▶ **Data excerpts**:

= = =

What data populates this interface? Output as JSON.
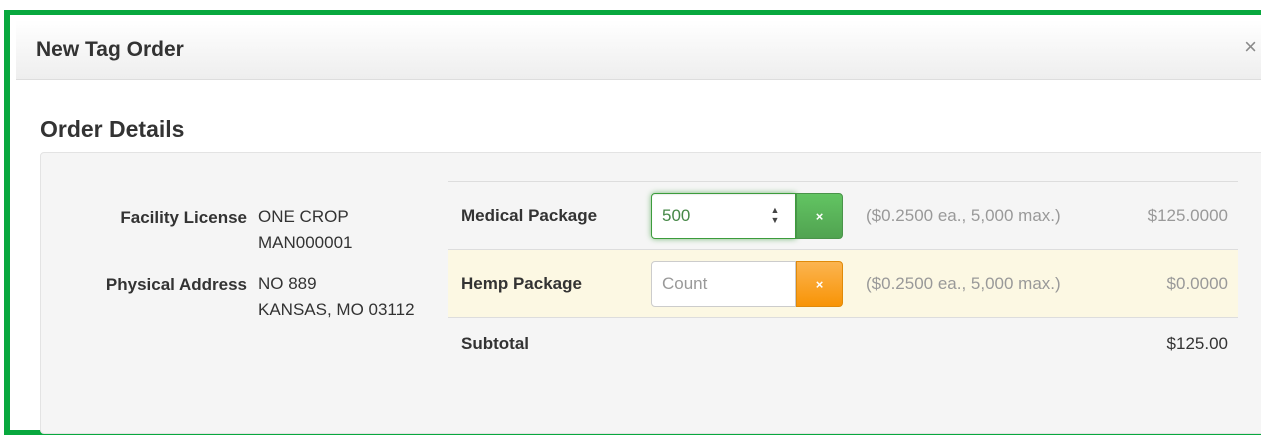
{
  "modal": {
    "title": "New Tag Order",
    "close_label": "×"
  },
  "section": {
    "title": "Order Details"
  },
  "facility": {
    "license_label": "Facility License",
    "license_name": "ONE CROP",
    "license_number": "MAN000001",
    "address_label": "Physical Address",
    "address_line1": "NO 889",
    "address_line2": "KANSAS, MO 03112"
  },
  "order": {
    "rows": [
      {
        "label": "Medical Package",
        "value": "500",
        "placeholder": "Count",
        "clear_label": "×",
        "price_note": "($0.2500 ea., 5,000 max.)",
        "amount": "$125.0000"
      },
      {
        "label": "Hemp Package",
        "value": "",
        "placeholder": "Count",
        "clear_label": "×",
        "price_note": "($0.2500 ea., 5,000 max.)",
        "amount": "$0.0000"
      }
    ],
    "subtotal_label": "Subtotal",
    "subtotal_amount": "$125.00"
  },
  "colors": {
    "frame_accent": "#08a83e",
    "success_button": "#5bb75b",
    "warning_button": "#f89406",
    "warning_row": "#fcf8e3"
  },
  "icons": {
    "close": "close-icon",
    "clear": "clear-icon",
    "spinner": "number-spinner-icon"
  }
}
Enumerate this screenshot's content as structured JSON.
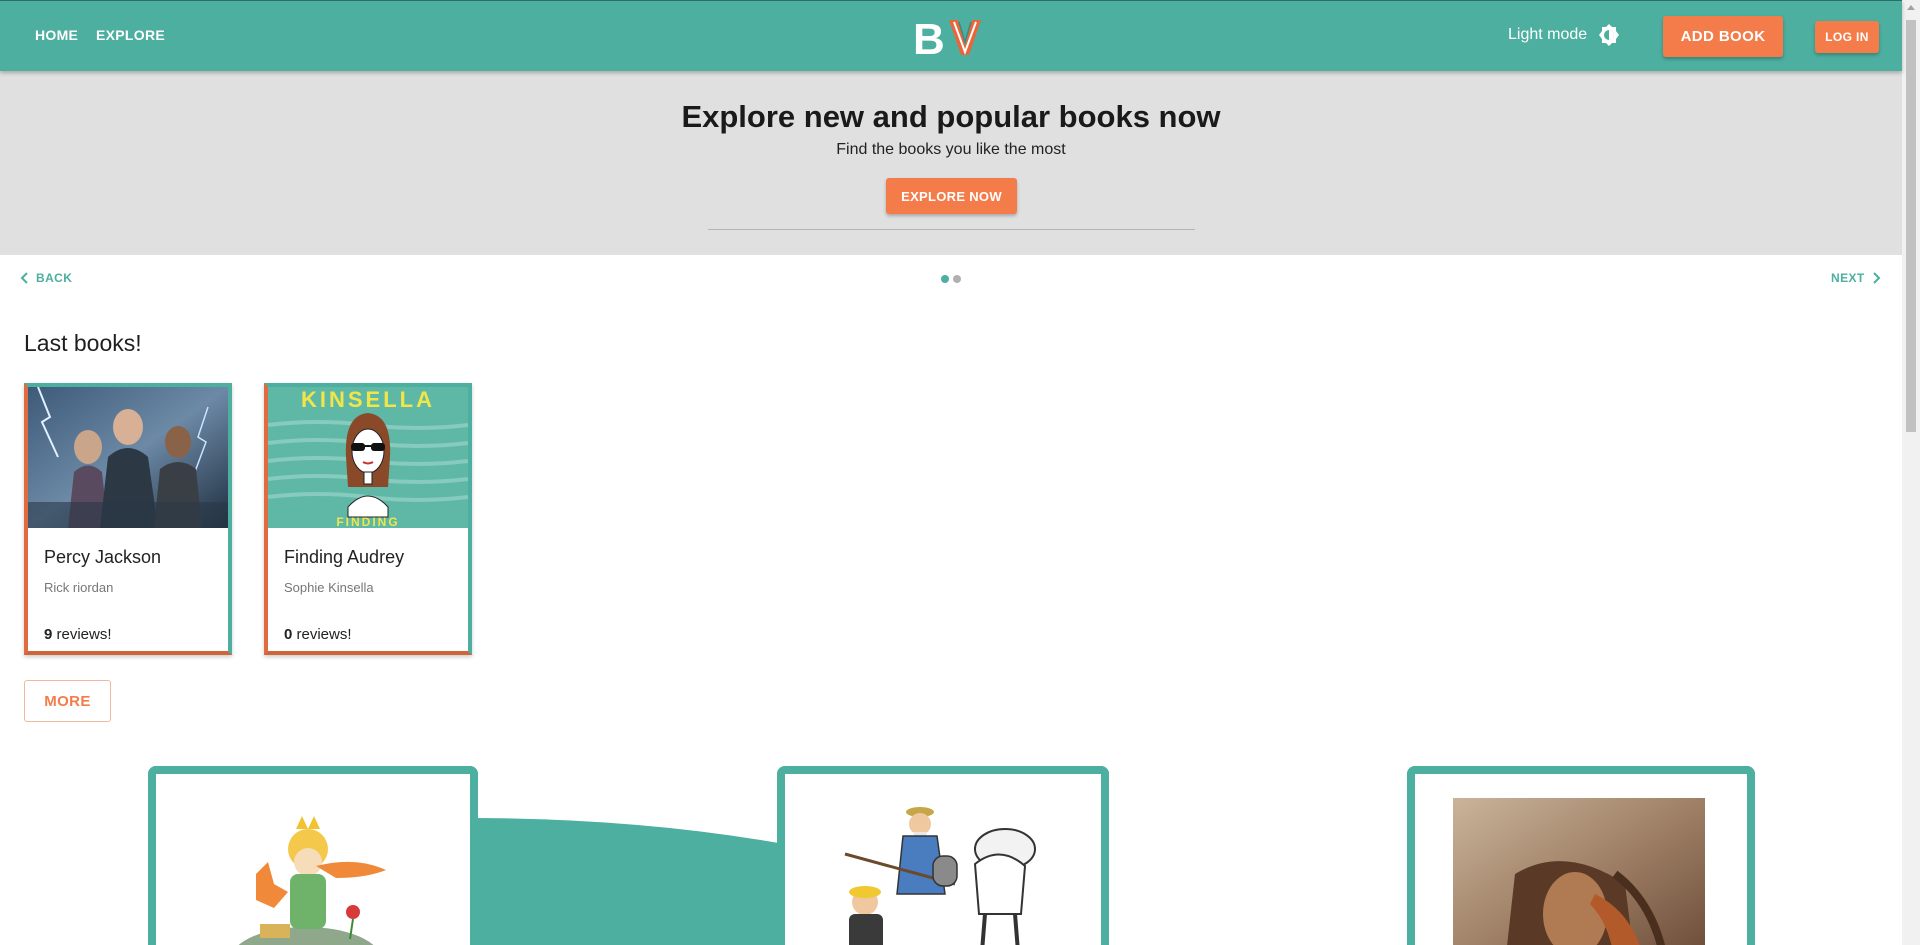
{
  "header": {
    "nav": {
      "home": "HOME",
      "explore": "EXPLORE"
    },
    "logo_text": "BV",
    "theme_toggle_label": "Light mode",
    "theme_icon": "brightness-icon",
    "add_book_label": "ADD BOOK",
    "login_label": "LOG IN"
  },
  "hero": {
    "title": "Explore new and popular books now",
    "subtitle": "Find the books you like the most",
    "cta_label": "EXPLORE NOW"
  },
  "carousel": {
    "back_label": "BACK",
    "next_label": "NEXT",
    "dots": 2,
    "active_index": 0
  },
  "last_books": {
    "title": "Last books!",
    "reviews_suffix": " reviews!",
    "items": [
      {
        "title": "Percy Jackson",
        "author": "Rick riordan",
        "reviews": "9"
      },
      {
        "title": "Finding Audrey",
        "author": "Sophie Kinsella",
        "reviews": "0",
        "cover_text_top": "KINSELLA",
        "cover_text_bottom": "FINDING"
      }
    ],
    "more_label": "MORE"
  },
  "colors": {
    "primary": "#4caf9f",
    "accent": "#f47c4a",
    "hero_bg": "#e0e0e0"
  }
}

= = =

▶ **Work to do**: Give again exactly the lines from the one holding "Enumerate this screenshot's" to the final line of the records, both ends included; any pictures stay out.

▶ **Exercise solution**:
Enumerate this screenshot's content as structured JSON.
{
  "header": {
    "nav": {
      "home": "HOME",
      "explore": "EXPLORE"
    },
    "logo_text": "BV",
    "theme_toggle_label": "Light mode",
    "theme_icon": "brightness-icon",
    "add_book_label": "ADD BOOK",
    "login_label": "LOG IN"
  },
  "hero": {
    "title": "Explore new and popular books now",
    "subtitle": "Find the books you like the most",
    "cta_label": "EXPLORE NOW"
  },
  "carousel": {
    "back_label": "BACK",
    "next_label": "NEXT",
    "dots": 2,
    "active_index": 0
  },
  "last_books": {
    "title": "Last books!",
    "reviews_suffix": " reviews!",
    "items": [
      {
        "title": "Percy Jackson",
        "author": "Rick riordan",
        "reviews": "9"
      },
      {
        "title": "Finding Audrey",
        "author": "Sophie Kinsella",
        "reviews": "0",
        "cover_text_top": "KINSELLA",
        "cover_text_bottom": "FINDING"
      }
    ],
    "more_label": "MORE"
  },
  "colors": {
    "primary": "#4caf9f",
    "accent": "#f47c4a",
    "hero_bg": "#e0e0e0"
  }
}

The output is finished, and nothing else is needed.